WHAT IS ASKED: Among the lines below, list those containing the string "Άρθρο".

-*-

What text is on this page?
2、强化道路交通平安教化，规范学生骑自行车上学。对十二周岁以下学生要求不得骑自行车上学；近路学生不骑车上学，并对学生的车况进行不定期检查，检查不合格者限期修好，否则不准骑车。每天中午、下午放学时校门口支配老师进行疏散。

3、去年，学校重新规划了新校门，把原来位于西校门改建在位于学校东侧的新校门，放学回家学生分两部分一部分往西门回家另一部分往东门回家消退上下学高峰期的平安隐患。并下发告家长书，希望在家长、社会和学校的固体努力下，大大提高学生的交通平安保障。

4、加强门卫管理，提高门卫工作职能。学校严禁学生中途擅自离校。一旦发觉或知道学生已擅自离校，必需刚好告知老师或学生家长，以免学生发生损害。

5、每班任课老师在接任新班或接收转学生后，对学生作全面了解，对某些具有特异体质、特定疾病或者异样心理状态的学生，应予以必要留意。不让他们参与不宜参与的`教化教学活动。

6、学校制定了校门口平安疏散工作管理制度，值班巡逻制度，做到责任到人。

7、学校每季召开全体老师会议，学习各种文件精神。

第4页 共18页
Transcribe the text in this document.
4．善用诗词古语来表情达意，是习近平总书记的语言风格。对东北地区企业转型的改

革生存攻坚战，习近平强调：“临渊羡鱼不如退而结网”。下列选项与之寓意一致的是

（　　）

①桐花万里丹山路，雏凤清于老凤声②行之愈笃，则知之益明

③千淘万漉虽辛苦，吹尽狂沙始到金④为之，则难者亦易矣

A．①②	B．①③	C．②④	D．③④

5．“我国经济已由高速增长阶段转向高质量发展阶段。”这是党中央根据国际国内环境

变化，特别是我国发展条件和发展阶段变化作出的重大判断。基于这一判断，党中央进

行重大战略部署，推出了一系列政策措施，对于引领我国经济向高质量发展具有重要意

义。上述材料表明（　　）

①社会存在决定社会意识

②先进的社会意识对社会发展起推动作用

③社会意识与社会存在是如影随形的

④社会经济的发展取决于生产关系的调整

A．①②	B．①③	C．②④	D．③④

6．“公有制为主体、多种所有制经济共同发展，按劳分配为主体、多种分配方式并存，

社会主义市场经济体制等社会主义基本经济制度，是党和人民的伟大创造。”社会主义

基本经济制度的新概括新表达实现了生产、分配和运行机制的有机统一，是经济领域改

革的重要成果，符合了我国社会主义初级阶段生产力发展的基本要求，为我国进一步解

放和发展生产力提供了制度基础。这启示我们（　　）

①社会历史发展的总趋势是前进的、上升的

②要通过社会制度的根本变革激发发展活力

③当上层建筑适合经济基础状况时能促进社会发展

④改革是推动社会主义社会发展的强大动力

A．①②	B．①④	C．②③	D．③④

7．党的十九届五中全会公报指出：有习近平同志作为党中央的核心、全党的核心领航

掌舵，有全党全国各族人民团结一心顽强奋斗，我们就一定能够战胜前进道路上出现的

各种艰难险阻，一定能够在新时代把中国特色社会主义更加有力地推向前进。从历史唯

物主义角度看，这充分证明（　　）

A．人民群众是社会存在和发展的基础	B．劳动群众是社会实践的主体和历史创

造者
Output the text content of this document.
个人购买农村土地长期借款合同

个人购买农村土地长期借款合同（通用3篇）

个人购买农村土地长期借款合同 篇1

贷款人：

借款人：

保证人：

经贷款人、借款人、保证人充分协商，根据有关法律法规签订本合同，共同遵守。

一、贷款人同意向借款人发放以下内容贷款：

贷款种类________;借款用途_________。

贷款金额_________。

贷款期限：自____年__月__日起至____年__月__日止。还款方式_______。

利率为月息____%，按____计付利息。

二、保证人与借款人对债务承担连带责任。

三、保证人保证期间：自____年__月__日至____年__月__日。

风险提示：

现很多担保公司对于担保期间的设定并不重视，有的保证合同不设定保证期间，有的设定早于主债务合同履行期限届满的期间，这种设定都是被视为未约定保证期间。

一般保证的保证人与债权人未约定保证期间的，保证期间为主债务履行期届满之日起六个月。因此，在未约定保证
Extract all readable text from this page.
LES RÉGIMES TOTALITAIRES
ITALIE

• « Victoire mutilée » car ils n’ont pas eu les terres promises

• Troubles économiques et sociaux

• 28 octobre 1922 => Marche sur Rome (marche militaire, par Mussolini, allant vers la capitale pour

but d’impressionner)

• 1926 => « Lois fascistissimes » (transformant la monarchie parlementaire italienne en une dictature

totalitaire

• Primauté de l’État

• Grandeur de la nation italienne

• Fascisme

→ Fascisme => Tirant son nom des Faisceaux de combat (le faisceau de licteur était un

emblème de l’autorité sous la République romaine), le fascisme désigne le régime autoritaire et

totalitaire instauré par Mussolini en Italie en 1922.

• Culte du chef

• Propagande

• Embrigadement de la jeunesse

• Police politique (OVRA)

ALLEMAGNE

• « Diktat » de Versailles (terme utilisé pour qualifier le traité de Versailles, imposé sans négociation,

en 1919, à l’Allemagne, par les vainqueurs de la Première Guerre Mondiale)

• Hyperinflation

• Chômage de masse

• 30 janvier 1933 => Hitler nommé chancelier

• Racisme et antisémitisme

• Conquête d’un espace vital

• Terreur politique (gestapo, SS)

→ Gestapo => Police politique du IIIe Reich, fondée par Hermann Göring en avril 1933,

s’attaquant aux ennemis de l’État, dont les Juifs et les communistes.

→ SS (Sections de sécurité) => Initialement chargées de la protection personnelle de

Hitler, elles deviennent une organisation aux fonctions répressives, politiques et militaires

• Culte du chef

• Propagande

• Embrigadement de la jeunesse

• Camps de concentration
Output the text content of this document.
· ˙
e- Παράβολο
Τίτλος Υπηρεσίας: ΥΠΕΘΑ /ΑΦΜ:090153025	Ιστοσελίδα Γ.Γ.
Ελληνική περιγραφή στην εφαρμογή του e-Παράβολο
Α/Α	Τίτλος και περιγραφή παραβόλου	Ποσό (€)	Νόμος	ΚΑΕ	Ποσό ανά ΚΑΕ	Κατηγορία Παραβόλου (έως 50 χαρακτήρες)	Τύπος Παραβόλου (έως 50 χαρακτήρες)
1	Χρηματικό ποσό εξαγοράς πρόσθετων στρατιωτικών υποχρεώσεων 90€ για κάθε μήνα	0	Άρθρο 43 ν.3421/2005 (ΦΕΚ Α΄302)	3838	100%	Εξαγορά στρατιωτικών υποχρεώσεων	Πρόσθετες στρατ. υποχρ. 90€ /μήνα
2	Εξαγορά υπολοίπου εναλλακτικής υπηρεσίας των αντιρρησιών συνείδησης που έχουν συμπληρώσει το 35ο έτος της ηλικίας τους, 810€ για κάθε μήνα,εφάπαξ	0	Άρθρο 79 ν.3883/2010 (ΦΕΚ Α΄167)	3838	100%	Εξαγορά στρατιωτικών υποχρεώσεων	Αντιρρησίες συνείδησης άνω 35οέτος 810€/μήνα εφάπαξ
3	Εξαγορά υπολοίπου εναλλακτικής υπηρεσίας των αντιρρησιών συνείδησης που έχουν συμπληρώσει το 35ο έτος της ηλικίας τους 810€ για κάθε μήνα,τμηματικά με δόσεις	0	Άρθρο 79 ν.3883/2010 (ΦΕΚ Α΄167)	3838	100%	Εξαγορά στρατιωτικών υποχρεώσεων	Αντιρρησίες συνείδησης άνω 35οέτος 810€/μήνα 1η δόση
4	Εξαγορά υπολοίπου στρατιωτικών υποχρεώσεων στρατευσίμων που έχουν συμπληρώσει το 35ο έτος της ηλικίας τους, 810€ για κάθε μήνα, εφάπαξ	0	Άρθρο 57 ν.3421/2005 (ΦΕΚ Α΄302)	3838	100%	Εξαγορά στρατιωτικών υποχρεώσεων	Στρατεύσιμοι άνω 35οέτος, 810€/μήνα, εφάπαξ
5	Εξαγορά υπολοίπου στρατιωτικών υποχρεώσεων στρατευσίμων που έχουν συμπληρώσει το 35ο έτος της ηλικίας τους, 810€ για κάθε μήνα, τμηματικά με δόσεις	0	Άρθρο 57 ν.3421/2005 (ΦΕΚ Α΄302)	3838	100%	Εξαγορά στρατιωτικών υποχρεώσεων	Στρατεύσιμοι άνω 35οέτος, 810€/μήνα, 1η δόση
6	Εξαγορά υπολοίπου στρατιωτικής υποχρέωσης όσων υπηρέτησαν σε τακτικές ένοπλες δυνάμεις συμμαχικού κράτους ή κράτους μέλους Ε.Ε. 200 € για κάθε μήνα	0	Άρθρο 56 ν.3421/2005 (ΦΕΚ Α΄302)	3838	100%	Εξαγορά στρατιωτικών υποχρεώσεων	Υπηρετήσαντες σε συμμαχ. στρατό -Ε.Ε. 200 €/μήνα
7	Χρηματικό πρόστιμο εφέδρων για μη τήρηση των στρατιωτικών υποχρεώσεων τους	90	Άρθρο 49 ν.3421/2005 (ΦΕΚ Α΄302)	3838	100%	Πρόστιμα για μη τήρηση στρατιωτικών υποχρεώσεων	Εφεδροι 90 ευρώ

-*-

EXERCISE SOLUTION:
1	Χρηματικό ποσό εξαγοράς πρόσθετων στρατιωτικών υποχρεώσεων 90€ για κάθε μήνα	0	Άρθρο 43 ν.3421/2005 (ΦΕΚ Α΄302)	3838	100%	Εξαγορά στρατιωτικών υποχρεώσεων	Πρόσθετες στρατ. υποχρ. 90€ /μήνα
2	Εξαγορά υπολοίπου εναλλακτικής υπηρεσίας των αντιρρησιών συνείδησης που έχουν συμπληρώσει το 35ο έτος της ηλικίας τους, 810€ για κάθε μήνα,εφάπαξ	0	Άρθρο 79 ν.3883/2010 (ΦΕΚ Α΄167)	3838	100%	Εξαγορά στρατιωτικών υποχρεώσεων	Αντιρρησίες συνείδησης άνω 35οέτος 810€/μήνα εφάπαξ
3	Εξαγορά υπολοίπου εναλλακτικής υπηρεσίας των αντιρρησιών συνείδησης που έχουν συμπληρώσει το 35ο έτος της ηλικίας τους 810€ για κάθε μήνα,τμηματικά με δόσεις	0	Άρθρο 79 ν.3883/2010 (ΦΕΚ Α΄167)	3838	100%	Εξαγορά στρατιωτικών υποχρεώσεων	Αντιρρησίες συνείδησης άνω 35οέτος 810€/μήνα 1η δόση
4	Εξαγορά υπολοίπου στρατιωτικών υποχρεώσεων στρατευσίμων που έχουν συμπληρώσει το 35ο έτος της ηλικίας τους, 810€ για κάθε μήνα, εφάπαξ	0	Άρθρο 57 ν.3421/2005 (ΦΕΚ Α΄302)	3838	100%	Εξαγορά στρατιωτικών υποχρεώσεων	Στρατεύσιμοι άνω 35οέτος, 810€/μήνα, εφάπαξ
5	Εξαγορά υπολοίπου στρατιωτικών υποχρεώσεων στρατευσίμων που έχουν συμπληρώσει το 35ο έτος της ηλικίας τους, 810€ για κάθε μήνα, τμηματικά με δόσεις	0	Άρθρο 57 ν.3421/2005 (ΦΕΚ Α΄302)	3838	100%	Εξαγορά στρατιωτικών υποχρεώσεων	Στρατεύσιμοι άνω 35οέτος, 810€/μήνα, 1η δόση
6	Εξαγορά υπολοίπου στρατιωτικής υποχρέωσης όσων υπηρέτησαν σε τακτικές ένοπλες δυνάμεις συμμαχικού κράτους ή κράτους μέλους Ε.Ε. 200 € για κάθε μήνα	0	Άρθρο 56 ν.3421/2005 (ΦΕΚ Α΄302)	3838	100%	Εξαγορά στρατιωτικών υποχρεώσεων	Υπηρετήσαντες σε συμμαχ. στρατό -Ε.Ε. 200 €/μήνα
7	Χρηματικό πρόστιμο εφέδρων για μη τήρηση των στρατιωτικών υποχρεώσεων τους	90	Άρθρο 49 ν.3421/2005 (ΦΕΚ Α΄302)	3838	100%	Πρόστιμα για μη τήρηση στρατιωτικών υποχρεώσεων	Εφεδροι 90 ευρώ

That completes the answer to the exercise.